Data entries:

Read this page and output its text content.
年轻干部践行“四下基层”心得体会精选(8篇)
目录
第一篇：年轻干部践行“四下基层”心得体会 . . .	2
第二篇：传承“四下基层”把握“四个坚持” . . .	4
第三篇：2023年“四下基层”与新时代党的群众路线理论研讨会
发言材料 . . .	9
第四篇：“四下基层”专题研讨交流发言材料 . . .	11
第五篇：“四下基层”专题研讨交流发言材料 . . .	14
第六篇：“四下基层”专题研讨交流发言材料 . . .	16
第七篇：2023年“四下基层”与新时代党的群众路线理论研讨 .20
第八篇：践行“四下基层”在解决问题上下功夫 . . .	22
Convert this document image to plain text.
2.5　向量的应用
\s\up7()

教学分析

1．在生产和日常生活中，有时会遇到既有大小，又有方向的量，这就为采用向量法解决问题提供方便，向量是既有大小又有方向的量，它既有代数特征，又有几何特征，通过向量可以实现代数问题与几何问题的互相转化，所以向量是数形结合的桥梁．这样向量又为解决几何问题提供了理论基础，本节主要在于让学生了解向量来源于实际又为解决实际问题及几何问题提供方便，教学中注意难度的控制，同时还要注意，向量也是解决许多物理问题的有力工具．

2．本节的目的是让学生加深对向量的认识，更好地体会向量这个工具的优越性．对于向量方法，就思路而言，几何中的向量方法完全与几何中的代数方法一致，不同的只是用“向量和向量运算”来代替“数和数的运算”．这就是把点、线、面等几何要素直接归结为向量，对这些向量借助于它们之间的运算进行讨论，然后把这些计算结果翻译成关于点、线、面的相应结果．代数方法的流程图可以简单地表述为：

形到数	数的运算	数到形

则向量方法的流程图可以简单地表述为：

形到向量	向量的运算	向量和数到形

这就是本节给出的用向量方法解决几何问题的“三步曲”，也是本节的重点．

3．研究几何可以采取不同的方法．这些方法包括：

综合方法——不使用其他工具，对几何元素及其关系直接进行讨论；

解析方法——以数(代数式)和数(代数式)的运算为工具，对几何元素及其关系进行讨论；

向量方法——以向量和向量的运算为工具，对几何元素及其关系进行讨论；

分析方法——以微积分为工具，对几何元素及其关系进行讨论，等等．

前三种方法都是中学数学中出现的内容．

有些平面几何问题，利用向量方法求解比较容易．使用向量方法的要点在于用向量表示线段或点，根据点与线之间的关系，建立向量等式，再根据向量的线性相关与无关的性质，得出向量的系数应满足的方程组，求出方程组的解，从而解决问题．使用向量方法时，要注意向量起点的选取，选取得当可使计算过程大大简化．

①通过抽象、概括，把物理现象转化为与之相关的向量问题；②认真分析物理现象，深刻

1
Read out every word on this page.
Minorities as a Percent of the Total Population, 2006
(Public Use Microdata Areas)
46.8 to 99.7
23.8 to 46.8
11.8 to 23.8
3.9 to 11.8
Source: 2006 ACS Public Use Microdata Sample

• [Problem] Give again only the lines starting at the one that contains "Read out every word on this page." and running to the end of the data.

• [Output below]
Read out every word on this page.
Minorities as a Percent of the Total Population, 2006
(Public Use Microdata Areas)
46.8 to 99.7
23.8 to 46.8
11.8 to 23.8
3.9 to 11.8
Source: 2006 ACS Public Use Microdata Sample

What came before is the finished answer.